Description of the task:
Extract all lines that hold "meta" from the records below.

(Dataset records)

--- Start ---

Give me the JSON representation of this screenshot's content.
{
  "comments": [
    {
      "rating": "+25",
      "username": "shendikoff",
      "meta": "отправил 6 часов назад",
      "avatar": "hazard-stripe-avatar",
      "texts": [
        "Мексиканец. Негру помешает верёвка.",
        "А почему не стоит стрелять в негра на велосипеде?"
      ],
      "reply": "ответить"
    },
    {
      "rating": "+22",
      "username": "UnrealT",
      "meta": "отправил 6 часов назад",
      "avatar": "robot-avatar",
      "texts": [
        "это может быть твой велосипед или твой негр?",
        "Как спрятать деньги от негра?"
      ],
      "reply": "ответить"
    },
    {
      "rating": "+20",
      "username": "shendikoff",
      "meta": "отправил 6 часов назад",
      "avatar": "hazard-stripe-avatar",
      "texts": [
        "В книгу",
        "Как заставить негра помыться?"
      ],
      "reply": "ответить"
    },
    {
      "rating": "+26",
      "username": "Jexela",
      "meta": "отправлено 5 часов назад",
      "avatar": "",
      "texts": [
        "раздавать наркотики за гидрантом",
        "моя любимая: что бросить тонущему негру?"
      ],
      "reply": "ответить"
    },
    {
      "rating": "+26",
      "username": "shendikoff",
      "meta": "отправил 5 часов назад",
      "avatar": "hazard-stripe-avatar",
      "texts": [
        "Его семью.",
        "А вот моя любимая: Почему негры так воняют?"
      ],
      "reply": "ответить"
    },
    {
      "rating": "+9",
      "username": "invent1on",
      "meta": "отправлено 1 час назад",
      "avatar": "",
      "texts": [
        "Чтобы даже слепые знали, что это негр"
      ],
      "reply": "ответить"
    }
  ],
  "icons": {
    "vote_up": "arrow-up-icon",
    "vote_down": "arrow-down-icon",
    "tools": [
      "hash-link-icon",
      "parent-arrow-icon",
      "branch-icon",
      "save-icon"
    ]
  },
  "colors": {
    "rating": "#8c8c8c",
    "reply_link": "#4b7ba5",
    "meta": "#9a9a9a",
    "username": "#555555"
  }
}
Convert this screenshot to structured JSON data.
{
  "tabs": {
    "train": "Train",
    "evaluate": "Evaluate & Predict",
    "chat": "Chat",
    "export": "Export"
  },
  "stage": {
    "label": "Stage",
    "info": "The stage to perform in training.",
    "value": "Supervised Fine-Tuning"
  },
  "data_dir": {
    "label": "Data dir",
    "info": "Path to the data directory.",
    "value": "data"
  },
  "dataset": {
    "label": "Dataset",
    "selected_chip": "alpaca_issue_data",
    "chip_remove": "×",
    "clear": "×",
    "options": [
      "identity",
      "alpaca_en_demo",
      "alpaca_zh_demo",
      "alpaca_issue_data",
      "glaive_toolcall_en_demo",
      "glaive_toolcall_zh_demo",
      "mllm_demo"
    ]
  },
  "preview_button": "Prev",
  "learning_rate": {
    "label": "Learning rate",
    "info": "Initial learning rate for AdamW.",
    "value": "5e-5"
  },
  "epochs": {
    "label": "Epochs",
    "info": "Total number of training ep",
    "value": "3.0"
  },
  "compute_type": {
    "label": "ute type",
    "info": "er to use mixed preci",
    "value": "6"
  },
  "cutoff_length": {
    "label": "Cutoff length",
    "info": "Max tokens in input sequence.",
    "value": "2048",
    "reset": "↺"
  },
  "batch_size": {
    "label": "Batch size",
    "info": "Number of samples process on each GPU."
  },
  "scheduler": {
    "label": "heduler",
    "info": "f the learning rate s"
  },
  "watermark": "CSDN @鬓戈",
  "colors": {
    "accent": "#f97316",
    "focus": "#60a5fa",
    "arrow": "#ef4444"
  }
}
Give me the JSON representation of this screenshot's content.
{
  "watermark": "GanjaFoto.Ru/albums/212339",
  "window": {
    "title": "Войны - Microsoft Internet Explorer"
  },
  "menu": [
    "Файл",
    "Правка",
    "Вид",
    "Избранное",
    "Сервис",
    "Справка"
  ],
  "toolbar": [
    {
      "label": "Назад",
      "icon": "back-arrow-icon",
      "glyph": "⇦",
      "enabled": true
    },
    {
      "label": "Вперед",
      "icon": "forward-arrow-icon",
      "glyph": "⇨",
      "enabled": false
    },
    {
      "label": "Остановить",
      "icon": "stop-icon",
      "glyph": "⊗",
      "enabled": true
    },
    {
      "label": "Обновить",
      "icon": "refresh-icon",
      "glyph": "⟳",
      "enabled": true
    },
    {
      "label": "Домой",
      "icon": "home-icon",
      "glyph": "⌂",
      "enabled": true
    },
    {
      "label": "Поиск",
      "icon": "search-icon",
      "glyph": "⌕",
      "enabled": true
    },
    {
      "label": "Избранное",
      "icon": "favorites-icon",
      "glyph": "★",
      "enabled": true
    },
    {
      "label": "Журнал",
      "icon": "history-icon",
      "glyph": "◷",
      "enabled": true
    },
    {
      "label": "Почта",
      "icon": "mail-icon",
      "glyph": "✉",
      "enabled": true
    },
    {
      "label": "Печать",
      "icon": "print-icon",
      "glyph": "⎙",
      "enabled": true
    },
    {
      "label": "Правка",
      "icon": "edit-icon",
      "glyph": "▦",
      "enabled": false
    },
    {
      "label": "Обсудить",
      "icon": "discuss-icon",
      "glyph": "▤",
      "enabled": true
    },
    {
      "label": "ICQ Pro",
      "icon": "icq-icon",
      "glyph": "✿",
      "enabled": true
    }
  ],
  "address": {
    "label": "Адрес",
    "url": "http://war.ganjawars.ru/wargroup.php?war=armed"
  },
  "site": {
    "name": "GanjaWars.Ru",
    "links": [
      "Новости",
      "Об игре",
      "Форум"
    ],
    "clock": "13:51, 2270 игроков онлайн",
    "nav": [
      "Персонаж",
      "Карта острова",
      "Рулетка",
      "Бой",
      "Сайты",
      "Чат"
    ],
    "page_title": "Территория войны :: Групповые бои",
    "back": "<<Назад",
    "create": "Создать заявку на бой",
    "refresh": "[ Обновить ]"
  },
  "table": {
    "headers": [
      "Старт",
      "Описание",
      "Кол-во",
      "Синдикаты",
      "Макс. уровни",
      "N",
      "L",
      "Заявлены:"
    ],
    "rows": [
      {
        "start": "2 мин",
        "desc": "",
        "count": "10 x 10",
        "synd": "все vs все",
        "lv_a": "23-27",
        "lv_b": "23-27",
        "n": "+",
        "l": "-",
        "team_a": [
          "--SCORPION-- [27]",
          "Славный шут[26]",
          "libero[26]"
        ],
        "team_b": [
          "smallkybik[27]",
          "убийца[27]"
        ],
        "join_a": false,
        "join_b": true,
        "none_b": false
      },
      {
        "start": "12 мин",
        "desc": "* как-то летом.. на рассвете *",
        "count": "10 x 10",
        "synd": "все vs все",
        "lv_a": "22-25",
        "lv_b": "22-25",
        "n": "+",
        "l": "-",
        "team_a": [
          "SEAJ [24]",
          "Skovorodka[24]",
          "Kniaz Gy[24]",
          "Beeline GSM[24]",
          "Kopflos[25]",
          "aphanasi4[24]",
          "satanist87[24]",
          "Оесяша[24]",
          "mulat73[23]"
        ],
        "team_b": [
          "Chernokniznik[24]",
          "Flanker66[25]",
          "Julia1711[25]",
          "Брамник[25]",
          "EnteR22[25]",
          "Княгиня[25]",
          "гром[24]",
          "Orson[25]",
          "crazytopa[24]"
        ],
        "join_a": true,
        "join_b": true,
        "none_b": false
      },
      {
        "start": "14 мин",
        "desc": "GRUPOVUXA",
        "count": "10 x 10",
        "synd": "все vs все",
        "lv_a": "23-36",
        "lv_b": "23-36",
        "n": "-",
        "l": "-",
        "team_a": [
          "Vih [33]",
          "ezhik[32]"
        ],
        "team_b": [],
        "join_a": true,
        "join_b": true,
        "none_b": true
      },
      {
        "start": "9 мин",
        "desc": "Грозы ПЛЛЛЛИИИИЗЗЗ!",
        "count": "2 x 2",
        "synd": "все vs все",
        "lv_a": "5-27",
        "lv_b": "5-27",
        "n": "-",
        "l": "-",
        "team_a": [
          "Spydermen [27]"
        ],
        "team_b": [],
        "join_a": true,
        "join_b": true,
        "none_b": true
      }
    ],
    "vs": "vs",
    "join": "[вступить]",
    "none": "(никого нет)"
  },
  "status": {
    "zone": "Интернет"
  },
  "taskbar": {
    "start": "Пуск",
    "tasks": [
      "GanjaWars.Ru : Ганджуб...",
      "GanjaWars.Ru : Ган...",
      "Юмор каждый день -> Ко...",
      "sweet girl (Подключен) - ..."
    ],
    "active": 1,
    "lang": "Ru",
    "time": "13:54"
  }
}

--- End ---

Final result:
      "meta": "отправил 6 часов назад",
      "meta": "отправил 6 часов назад",
      "meta": "отправил 6 часов назад",
      "meta": "отправлено 5 часов назад",
      "meta": "отправил 5 часов назад",
      "meta": "отправлено 1 час назад",
    "meta": "#9a9a9a",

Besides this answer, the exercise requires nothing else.